_Work to complete_. Tally the lines holding "from" and state only that figure.

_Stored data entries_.

****************

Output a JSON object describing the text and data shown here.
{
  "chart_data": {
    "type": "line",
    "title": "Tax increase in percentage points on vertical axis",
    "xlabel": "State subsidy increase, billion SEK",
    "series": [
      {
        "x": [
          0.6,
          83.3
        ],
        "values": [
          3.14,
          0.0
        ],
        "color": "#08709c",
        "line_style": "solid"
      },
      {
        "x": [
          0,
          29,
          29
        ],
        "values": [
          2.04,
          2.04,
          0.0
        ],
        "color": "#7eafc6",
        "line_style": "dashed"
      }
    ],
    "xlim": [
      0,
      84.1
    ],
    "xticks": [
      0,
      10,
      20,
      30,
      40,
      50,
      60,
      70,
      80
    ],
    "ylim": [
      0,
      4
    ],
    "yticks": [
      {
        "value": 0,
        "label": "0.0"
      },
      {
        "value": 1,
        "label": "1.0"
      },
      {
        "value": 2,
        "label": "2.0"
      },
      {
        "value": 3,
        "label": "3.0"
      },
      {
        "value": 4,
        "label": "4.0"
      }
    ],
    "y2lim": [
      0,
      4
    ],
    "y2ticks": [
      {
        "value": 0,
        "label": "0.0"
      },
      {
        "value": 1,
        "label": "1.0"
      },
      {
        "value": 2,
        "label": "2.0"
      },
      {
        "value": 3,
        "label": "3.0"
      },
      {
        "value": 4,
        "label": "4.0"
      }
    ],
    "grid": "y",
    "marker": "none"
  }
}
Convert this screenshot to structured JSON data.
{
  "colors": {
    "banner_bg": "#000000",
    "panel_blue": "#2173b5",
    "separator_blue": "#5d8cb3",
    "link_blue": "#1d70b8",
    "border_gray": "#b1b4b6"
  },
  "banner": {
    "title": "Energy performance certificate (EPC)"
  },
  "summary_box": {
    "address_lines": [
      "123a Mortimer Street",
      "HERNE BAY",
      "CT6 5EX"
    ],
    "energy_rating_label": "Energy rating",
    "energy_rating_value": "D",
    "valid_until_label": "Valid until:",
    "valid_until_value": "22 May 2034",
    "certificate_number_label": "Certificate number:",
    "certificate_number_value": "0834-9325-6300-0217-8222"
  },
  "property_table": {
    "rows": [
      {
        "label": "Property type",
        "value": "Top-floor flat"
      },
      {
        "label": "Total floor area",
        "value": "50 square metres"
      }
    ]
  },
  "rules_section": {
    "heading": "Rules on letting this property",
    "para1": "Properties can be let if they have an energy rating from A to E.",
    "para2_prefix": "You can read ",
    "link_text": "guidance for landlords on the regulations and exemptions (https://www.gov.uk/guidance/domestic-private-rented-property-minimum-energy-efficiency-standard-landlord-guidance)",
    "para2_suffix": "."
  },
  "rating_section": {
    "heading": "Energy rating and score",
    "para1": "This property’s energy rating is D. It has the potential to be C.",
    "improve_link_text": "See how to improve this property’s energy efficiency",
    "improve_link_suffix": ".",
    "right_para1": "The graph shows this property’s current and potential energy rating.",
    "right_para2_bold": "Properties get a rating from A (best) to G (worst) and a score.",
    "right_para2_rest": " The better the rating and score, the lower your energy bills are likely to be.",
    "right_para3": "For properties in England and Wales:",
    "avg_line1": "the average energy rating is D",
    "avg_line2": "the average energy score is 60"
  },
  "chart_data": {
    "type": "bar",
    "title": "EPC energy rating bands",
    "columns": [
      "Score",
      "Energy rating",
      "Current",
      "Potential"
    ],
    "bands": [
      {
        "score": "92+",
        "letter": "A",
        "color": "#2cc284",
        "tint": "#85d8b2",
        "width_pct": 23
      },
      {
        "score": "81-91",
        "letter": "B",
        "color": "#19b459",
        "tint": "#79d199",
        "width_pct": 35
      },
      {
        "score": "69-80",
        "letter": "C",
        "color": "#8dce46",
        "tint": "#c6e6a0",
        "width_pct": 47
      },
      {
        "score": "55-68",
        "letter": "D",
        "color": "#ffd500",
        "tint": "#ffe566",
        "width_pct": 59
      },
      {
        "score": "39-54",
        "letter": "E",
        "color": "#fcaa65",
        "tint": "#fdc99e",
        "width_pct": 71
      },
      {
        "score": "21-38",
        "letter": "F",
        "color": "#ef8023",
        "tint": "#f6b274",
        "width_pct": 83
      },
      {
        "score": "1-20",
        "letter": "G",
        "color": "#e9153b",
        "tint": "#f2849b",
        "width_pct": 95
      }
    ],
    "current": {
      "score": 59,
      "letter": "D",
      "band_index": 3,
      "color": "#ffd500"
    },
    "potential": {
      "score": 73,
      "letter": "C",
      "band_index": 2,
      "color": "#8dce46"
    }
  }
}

****************

_Expected answer_. 2